*Material provided*

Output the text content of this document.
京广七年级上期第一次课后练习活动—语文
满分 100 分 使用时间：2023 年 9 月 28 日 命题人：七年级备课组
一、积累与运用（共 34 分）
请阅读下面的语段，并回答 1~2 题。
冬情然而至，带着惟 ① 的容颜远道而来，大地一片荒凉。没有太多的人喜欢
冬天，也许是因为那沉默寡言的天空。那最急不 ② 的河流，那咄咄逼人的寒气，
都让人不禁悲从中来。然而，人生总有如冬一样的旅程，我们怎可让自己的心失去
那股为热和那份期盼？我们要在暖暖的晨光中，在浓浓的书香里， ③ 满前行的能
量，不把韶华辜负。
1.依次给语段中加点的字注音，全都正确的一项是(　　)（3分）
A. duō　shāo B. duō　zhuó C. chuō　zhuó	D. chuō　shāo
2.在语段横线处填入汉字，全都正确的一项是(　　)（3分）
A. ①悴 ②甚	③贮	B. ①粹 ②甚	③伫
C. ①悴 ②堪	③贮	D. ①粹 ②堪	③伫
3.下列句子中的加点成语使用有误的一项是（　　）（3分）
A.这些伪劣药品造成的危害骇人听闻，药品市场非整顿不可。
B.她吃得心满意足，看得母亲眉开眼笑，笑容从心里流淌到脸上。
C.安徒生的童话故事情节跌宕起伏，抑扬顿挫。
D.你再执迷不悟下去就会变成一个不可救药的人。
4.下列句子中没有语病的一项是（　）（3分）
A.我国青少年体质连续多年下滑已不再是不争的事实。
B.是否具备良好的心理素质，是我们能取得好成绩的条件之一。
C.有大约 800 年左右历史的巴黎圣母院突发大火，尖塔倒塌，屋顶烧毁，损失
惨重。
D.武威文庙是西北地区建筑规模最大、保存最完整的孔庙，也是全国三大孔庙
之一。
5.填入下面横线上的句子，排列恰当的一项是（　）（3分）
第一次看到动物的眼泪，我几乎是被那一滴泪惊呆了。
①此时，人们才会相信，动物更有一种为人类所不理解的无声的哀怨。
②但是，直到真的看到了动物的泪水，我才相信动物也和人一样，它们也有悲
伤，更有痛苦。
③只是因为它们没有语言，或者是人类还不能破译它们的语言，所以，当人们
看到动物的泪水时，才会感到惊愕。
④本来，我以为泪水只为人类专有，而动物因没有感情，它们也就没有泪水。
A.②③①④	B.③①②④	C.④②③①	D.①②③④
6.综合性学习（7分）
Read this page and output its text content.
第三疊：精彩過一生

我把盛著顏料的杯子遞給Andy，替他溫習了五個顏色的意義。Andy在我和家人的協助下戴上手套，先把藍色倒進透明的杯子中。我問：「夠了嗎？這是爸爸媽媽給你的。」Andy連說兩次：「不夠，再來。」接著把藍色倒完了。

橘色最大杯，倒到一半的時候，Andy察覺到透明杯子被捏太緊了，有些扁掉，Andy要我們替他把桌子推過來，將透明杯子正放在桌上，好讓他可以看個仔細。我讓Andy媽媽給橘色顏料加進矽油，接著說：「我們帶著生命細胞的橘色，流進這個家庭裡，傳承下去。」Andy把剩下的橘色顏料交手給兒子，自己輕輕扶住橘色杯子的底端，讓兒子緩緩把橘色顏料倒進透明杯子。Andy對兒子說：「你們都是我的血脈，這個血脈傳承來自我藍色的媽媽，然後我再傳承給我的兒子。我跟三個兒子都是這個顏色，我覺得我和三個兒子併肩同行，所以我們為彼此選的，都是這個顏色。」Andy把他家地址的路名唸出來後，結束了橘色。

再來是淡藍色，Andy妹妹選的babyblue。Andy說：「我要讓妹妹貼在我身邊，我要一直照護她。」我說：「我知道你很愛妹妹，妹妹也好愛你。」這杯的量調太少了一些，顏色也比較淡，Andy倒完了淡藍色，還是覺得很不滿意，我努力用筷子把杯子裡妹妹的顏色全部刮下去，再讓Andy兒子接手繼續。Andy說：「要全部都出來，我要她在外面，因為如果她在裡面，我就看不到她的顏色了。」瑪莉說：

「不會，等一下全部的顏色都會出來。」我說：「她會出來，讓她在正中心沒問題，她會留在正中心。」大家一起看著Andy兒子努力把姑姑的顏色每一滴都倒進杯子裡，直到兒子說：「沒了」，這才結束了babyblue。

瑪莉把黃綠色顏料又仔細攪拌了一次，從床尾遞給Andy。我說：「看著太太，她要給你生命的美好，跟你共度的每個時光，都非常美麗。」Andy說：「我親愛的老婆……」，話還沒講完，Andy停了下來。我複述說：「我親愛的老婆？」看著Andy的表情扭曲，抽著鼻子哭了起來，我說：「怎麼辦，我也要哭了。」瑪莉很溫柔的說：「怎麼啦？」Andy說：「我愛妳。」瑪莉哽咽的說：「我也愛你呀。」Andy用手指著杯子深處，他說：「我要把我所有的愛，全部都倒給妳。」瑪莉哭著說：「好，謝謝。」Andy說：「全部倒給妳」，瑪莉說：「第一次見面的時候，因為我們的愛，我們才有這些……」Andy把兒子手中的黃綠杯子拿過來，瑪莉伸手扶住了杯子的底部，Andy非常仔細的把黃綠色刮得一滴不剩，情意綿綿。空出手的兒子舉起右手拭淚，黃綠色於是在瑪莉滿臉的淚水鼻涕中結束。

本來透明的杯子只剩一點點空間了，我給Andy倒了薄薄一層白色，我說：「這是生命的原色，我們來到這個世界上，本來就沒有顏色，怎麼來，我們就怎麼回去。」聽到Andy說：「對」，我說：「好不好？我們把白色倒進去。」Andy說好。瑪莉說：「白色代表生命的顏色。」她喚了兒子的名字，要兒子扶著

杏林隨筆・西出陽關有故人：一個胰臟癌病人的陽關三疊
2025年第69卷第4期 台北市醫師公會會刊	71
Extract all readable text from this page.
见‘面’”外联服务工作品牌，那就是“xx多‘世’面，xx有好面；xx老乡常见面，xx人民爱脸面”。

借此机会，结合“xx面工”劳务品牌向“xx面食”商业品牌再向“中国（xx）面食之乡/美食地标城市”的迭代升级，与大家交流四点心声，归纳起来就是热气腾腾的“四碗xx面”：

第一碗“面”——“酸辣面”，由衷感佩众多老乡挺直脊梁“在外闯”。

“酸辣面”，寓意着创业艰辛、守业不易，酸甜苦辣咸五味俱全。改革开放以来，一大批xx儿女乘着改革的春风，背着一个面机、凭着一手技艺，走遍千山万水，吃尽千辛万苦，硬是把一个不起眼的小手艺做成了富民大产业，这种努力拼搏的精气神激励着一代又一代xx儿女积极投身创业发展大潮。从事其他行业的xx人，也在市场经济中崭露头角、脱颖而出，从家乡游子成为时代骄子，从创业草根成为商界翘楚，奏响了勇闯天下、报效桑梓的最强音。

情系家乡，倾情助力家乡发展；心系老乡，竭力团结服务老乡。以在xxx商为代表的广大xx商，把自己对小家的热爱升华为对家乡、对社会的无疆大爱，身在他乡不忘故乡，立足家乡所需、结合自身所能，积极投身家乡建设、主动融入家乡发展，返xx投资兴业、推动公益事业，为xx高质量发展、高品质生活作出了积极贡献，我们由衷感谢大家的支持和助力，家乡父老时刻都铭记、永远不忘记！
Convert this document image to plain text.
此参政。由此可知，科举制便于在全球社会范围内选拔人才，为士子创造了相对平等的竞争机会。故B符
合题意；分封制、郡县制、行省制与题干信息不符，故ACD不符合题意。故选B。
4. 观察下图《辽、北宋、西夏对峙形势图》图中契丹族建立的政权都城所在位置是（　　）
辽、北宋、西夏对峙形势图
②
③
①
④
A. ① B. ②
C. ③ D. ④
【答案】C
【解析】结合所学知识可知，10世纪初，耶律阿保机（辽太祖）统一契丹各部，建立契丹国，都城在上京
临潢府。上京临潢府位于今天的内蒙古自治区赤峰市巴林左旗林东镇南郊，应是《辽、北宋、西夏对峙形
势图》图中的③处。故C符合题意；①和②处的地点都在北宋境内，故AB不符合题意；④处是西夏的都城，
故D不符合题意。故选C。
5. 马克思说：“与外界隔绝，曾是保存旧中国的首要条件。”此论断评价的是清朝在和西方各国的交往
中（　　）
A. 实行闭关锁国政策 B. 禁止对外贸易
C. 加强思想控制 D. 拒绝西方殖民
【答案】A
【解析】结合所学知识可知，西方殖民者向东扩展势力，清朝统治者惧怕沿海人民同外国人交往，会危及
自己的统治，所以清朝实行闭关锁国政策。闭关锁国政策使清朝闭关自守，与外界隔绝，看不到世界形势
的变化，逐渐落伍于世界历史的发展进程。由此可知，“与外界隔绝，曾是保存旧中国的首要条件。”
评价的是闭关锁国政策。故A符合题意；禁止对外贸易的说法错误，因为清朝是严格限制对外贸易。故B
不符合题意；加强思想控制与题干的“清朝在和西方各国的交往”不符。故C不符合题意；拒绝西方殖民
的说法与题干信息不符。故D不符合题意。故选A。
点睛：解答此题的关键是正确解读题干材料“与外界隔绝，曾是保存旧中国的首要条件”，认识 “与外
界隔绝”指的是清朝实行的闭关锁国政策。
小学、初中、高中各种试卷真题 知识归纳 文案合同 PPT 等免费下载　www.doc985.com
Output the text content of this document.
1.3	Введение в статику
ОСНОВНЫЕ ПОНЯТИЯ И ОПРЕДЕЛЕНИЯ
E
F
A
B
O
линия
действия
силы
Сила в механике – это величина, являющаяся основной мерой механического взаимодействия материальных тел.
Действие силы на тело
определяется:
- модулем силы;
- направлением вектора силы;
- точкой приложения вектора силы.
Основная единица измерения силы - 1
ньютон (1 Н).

*Task details*
Extract from the data every line where "全都正确的一项是" shows up.

*Solution to the problem*
1.依次给语段中加点的字注音，全都正确的一项是(　　)（3分）
2.在语段横线处填入汉字，全都正确的一项是(　　)（3分）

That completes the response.